(Data entries)
_____
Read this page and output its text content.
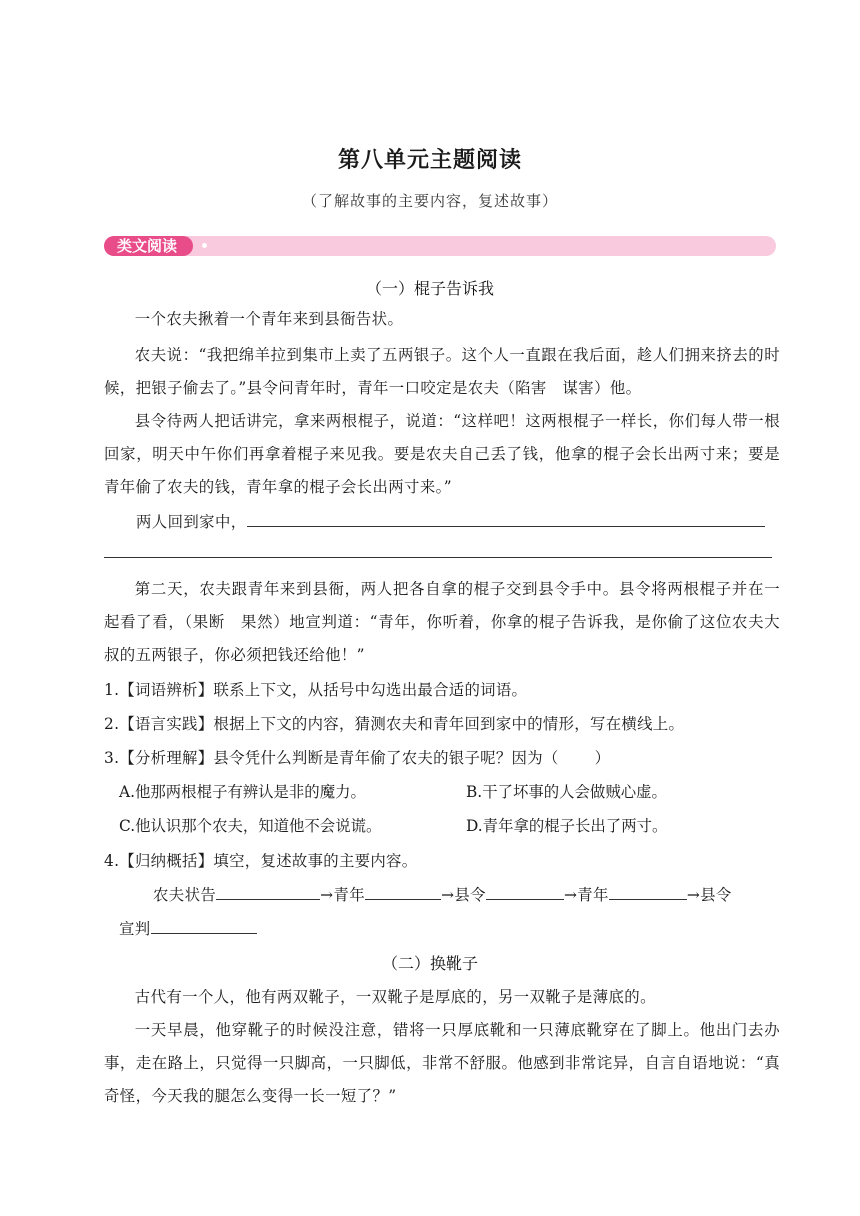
第八单元主题阅读
（了解故事的主要内容，复述故事）
类文阅读
（一）棍子告诉我

一个农夫揪着一个青年来到县衙告状。

农夫说：“我把绵羊拉到集市上卖了五两银子。这个人一直跟在我后面，趁人们拥来挤去的时候，把银子偷去了。”县令问青年时，青年一口咬定是农夫（陷害　谋害）他。

县令待两人把话讲完，拿来两根棍子，说道：“这样吧！这两根棍子一样长，你们每人带一根回家，明天中午你们再拿着棍子来见我。要是农夫自己丢了钱，他拿的棍子会长出两寸来；要是青年偷了农夫的钱，青年拿的棍子会长出两寸来。”

两人回到家中，

第二天，农夫跟青年来到县衙，两人把各自拿的棍子交到县令手中。县令将两根棍子并在一起看了看，（果断　果然）地宣判道：“青年，你听着，你拿的棍子告诉我，是你偷了这位农夫大叔的五两银子，你必须把钱还给他！”

1.【词语辨析】联系上下文，从括号中勾选出最合适的词语。

2.【语言实践】根据上下文的内容，猜测农夫和青年回到家中的情形，写在横线上。

3.【分析理解】县令凭什么判断是青年偷了农夫的银子呢？因为（ ）

A.他那两根棍子有辨认是非的魔力。	B.干了坏事的人会做贼心虚。

C.他认识那个农夫，知道他不会说谎。	D.青年拿的棍子长出了两寸。

4.【归纳概括】填空，复述故事的主要内容。

农夫状告	→青年	→县令	→青年	→县令

宣判

（二）换靴子

古代有一个人，他有两双靴子，一双靴子是厚底的，另一双靴子是薄底的。

一天早晨，他穿靴子的时候没注意，错将一只厚底靴和一只薄底靴穿在了脚上。他出门去办事，走在路上，只觉得一只脚高，一只脚低，非常不舒服。他感到非常诧异，自言自语地说：“真奇怪，今天我的腿怎么变得一长一短了？”
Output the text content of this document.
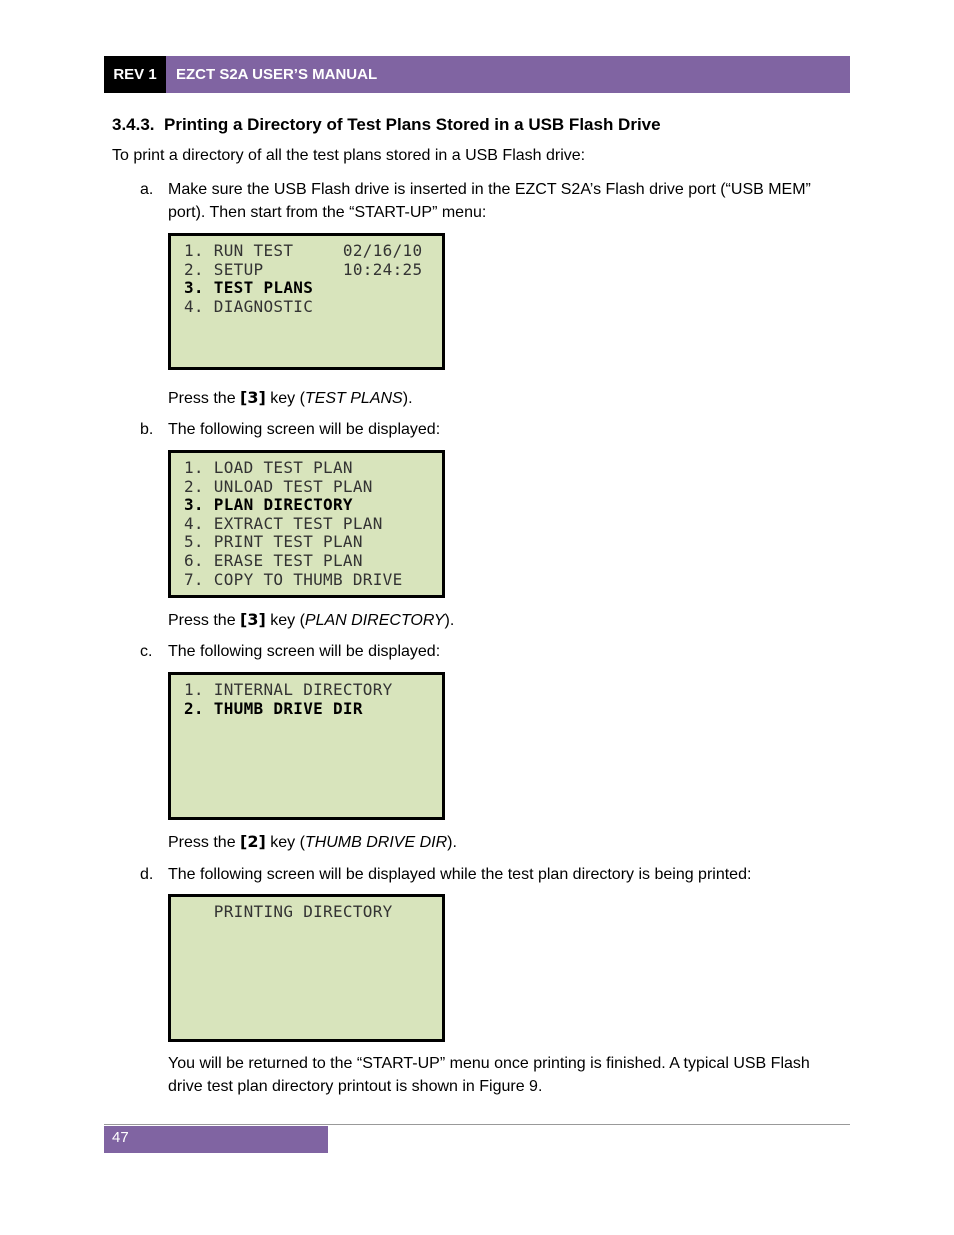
REV 1	EZCT S2A USER’S MANUAL
3.4.3. Printing a Directory of Test Plans Stored in a USB Flash Drive
To print a directory of all the test plans stored in a USB Flash drive:
a. Make sure the USB Flash drive is inserted in the EZCT S2A’s Flash drive port (“USB MEM” port). Then start from the “START-UP” menu:
1. RUN TEST     02/16/10
2. SETUP        10:24:25
3. TEST PLANS
4. DIAGNOSTIC
Press the [3] key (TEST PLANS).
b. The following screen will be displayed:
1. LOAD TEST PLAN
2. UNLOAD TEST PLAN
3. PLAN DIRECTORY
4. EXTRACT TEST PLAN
5. PRINT TEST PLAN
6. ERASE TEST PLAN
7. COPY TO THUMB DRIVE
Press the [3] key (PLAN DIRECTORY).
c. The following screen will be displayed:
1. INTERNAL DIRECTORY
2. THUMB DRIVE DIR
Press the [2] key (THUMB DRIVE DIR).
d. The following screen will be displayed while the test plan directory is being printed:
PRINTING DIRECTORY
You will be returned to the “START-UP” menu once printing is finished. A typical USB Flash drive test plan directory printout is shown in Figure 9.
47
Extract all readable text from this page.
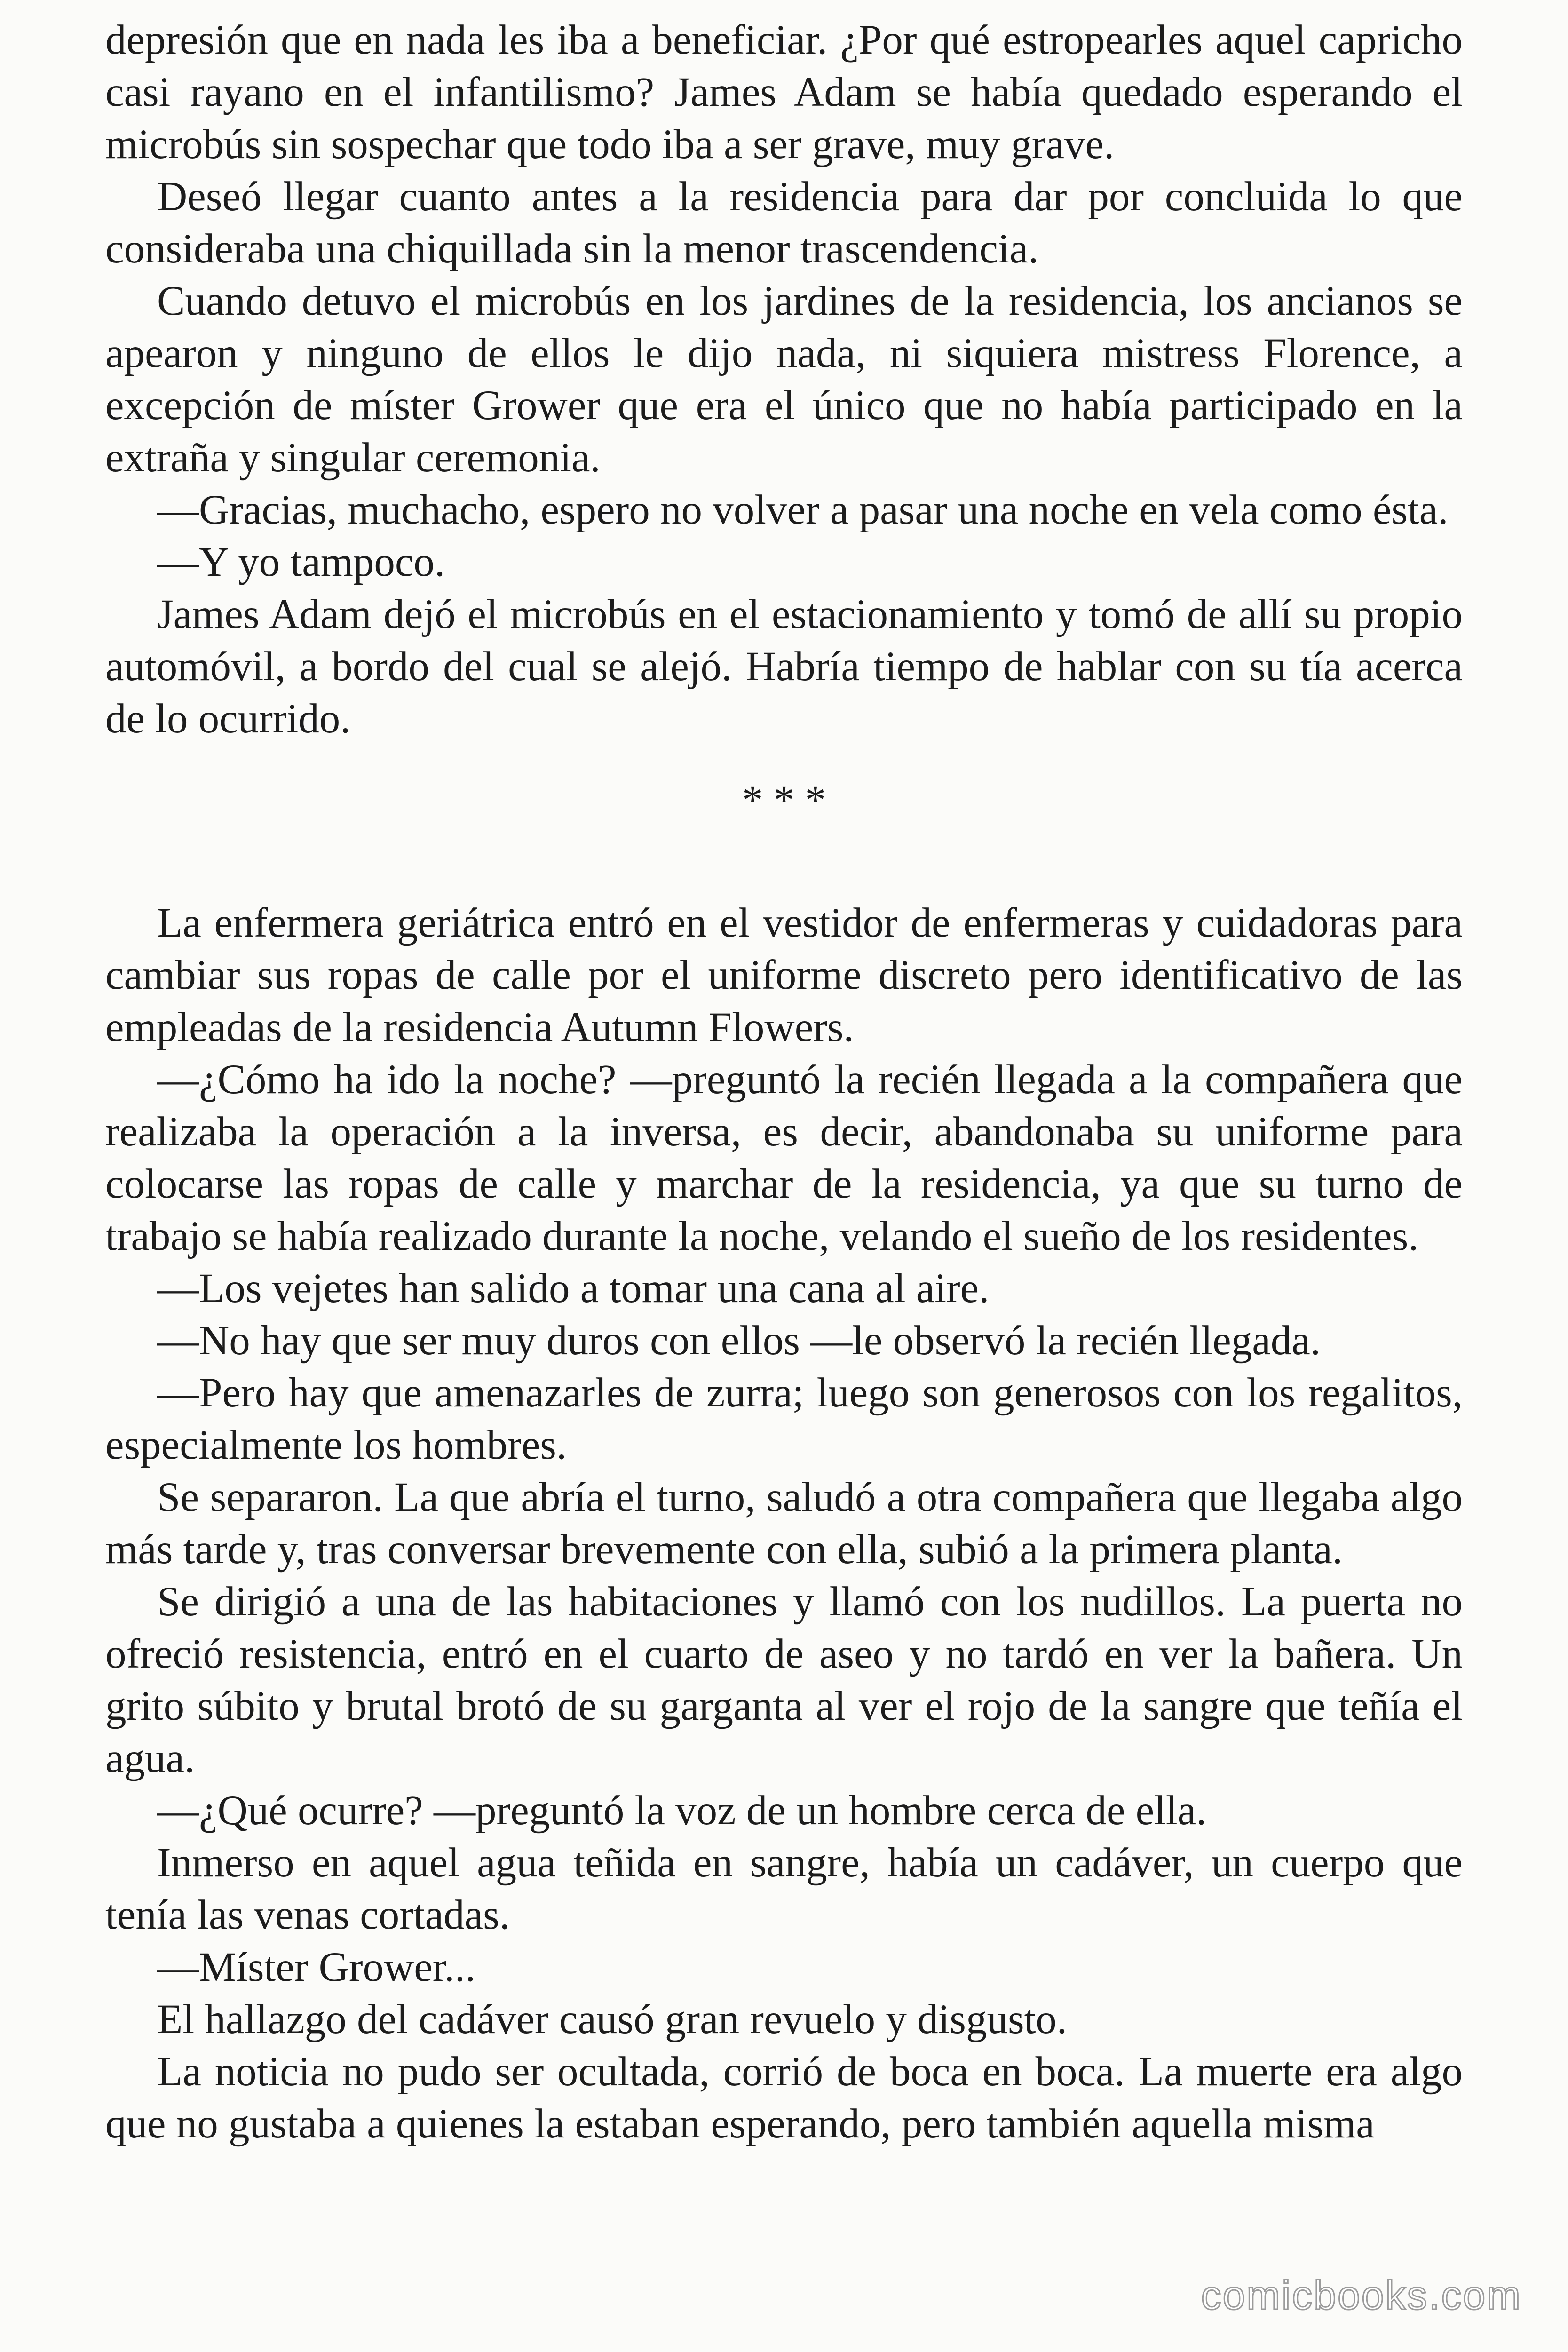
depresión que en nada les iba a beneficiar. ¿Por qué estropearles aquel capricho casi rayano en el infantilismo? James Adam se había quedado esperando el microbús sin sospechar que todo iba a ser grave, muy grave.

Deseó llegar cuanto antes a la residencia para dar por concluida lo que consideraba una chiquillada sin la menor trascendencia.

Cuando detuvo el microbús en los jardines de la residencia, los ancianos se apearon y ninguno de ellos le dijo nada, ni siquiera mistress Florence, a excepción de míster Grower que era el único que no había participado en la extraña y singular ceremonia.

—Gracias, muchacho, espero no volver a pasar una noche en vela como ésta.

—Y yo tampoco.

James Adam dejó el microbús en el estacionamiento y tomó de allí su propio automóvil, a bordo del cual se alejó. Habría tiempo de hablar con su tía acerca de lo ocurrido.

* * *

La enfermera geriátrica entró en el vestidor de enfermeras y cuidadoras para cambiar sus ropas de calle por el uniforme discreto pero identificativo de las empleadas de la residencia Autumn Flowers.

—¿Cómo ha ido la noche? —preguntó la recién llegada a la compañera que realizaba la operación a la inversa, es decir, abandonaba su uniforme para colocarse las ropas de calle y marchar de la residencia, ya que su turno de trabajo se había realizado durante la noche, velando el sueño de los residentes.

—Los vejetes han salido a tomar una cana al aire.

—No hay que ser muy duros con ellos —le observó la recién llegada.

—Pero hay que amenazarles de zurra; luego son generosos con los regalitos, especialmente los hombres.

Se separaron. La que abría el turno, saludó a otra compañera que llegaba algo más tarde y, tras conversar brevemente con ella, subió a la primera planta.

Se dirigió a una de las habitaciones y llamó con los nudillos. La puerta no ofreció resistencia, entró en el cuarto de aseo y no tardó en ver la bañera. Un grito súbito y brutal brotó de su garganta al ver el rojo de la sangre que teñía el agua.

—¿Qué ocurre? —preguntó la voz de un hombre cerca de ella.

Inmerso en aquel agua teñida en sangre, había un cadáver, un cuerpo que tenía las venas cortadas.

—Míster Grower...

El hallazgo del cadáver causó gran revuelo y disgusto.

La noticia no pudo ser ocultada, corrió de boca en boca. La muerte era algo que no gustaba a quienes la estaban esperando, pero también aquella misma

comicbooks.com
_____
All of the data above should be quoted exactly, except for the pictures.

▶ EXERCISE OUTPUT
Read this page and output its text content.
第八单元主题阅读
（了解故事的主要内容，复述故事）
类文阅读
（一）棍子告诉我

一个农夫揪着一个青年来到县衙告状。

农夫说：“我把绵羊拉到集市上卖了五两银子。这个人一直跟在我后面，趁人们拥来挤去的时候，把银子偷去了。”县令问青年时，青年一口咬定是农夫（陷害　谋害）他。

县令待两人把话讲完，拿来两根棍子，说道：“这样吧！这两根棍子一样长，你们每人带一根回家，明天中午你们再拿着棍子来见我。要是农夫自己丢了钱，他拿的棍子会长出两寸来；要是青年偷了农夫的钱，青年拿的棍子会长出两寸来。”

两人回到家中，

第二天，农夫跟青年来到县衙，两人把各自拿的棍子交到县令手中。县令将两根棍子并在一起看了看，（果断　果然）地宣判道：“青年，你听着，你拿的棍子告诉我，是你偷了这位农夫大叔的五两银子，你必须把钱还给他！”

1.【词语辨析】联系上下文，从括号中勾选出最合适的词语。

2.【语言实践】根据上下文的内容，猜测农夫和青年回到家中的情形，写在横线上。

3.【分析理解】县令凭什么判断是青年偷了农夫的银子呢？因为（ ）

A.他那两根棍子有辨认是非的魔力。	B.干了坏事的人会做贼心虚。

C.他认识那个农夫，知道他不会说谎。	D.青年拿的棍子长出了两寸。

4.【归纳概括】填空，复述故事的主要内容。

农夫状告	→青年	→县令	→青年	→县令

宣判

（二）换靴子

古代有一个人，他有两双靴子，一双靴子是厚底的，另一双靴子是薄底的。

一天早晨，他穿靴子的时候没注意，错将一只厚底靴和一只薄底靴穿在了脚上。他出门去办事，走在路上，只觉得一只脚高，一只脚低，非常不舒服。他感到非常诧异，自言自语地说：“真奇怪，今天我的腿怎么变得一长一短了？”
Output the text content of this document.
REV 1	EZCT S2A USER’S MANUAL
3.4.3. Printing a Directory of Test Plans Stored in a USB Flash Drive
To print a directory of all the test plans stored in a USB Flash drive:
a. Make sure the USB Flash drive is inserted in the EZCT S2A’s Flash drive port (“USB MEM” port). Then start from the “START-UP” menu:
1. RUN TEST     02/16/10
2. SETUP        10:24:25
3. TEST PLANS
4. DIAGNOSTIC
Press the [3] key (TEST PLANS).
b. The following screen will be displayed:
1. LOAD TEST PLAN
2. UNLOAD TEST PLAN
3. PLAN DIRECTORY
4. EXTRACT TEST PLAN
5. PRINT TEST PLAN
6. ERASE TEST PLAN
7. COPY TO THUMB DRIVE
Press the [3] key (PLAN DIRECTORY).
c. The following screen will be displayed:
1. INTERNAL DIRECTORY
2. THUMB DRIVE DIR
Press the [2] key (THUMB DRIVE DIR).
d. The following screen will be displayed while the test plan directory is being printed:
PRINTING DIRECTORY
You will be returned to the “START-UP” menu once printing is finished. A typical USB Flash drive test plan directory printout is shown in Figure 9.
47
Extract all readable text from this page.
depresión que en nada les iba a beneficiar. ¿Por qué estropearles aquel capricho casi rayano en el infantilismo? James Adam se había quedado esperando el microbús sin sospechar que todo iba a ser grave, muy grave.

Deseó llegar cuanto antes a la residencia para dar por concluida lo que consideraba una chiquillada sin la menor trascendencia.

Cuando detuvo el microbús en los jardines de la residencia, los ancianos se apearon y ninguno de ellos le dijo nada, ni siquiera mistress Florence, a excepción de míster Grower que era el único que no había participado en la extraña y singular ceremonia.

—Gracias, muchacho, espero no volver a pasar una noche en vela como ésta.

—Y yo tampoco.

James Adam dejó el microbús en el estacionamiento y tomó de allí su propio automóvil, a bordo del cual se alejó. Habría tiempo de hablar con su tía acerca de lo ocurrido.

* * *

La enfermera geriátrica entró en el vestidor de enfermeras y cuidadoras para cambiar sus ropas de calle por el uniforme discreto pero identificativo de las empleadas de la residencia Autumn Flowers.

—¿Cómo ha ido la noche? —preguntó la recién llegada a la compañera que realizaba la operación a la inversa, es decir, abandonaba su uniforme para colocarse las ropas de calle y marchar de la residencia, ya que su turno de trabajo se había realizado durante la noche, velando el sueño de los residentes.

—Los vejetes han salido a tomar una cana al aire.

—No hay que ser muy duros con ellos —le observó la recién llegada.

—Pero hay que amenazarles de zurra; luego son generosos con los regalitos, especialmente los hombres.

Se separaron. La que abría el turno, saludó a otra compañera que llegaba algo más tarde y, tras conversar brevemente con ella, subió a la primera planta.

Se dirigió a una de las habitaciones y llamó con los nudillos. La puerta no ofreció resistencia, entró en el cuarto de aseo y no tardó en ver la bañera. Un grito súbito y brutal brotó de su garganta al ver el rojo de la sangre que teñía el agua.

—¿Qué ocurre? —preguntó la voz de un hombre cerca de ella.

Inmerso en aquel agua teñida en sangre, había un cadáver, un cuerpo que tenía las venas cortadas.

—Míster Grower...

El hallazgo del cadáver causó gran revuelo y disgusto.

La noticia no pudo ser ocultada, corrió de boca en boca. La muerte era algo que no gustaba a quienes la estaban esperando, pero también aquella misma

comicbooks.com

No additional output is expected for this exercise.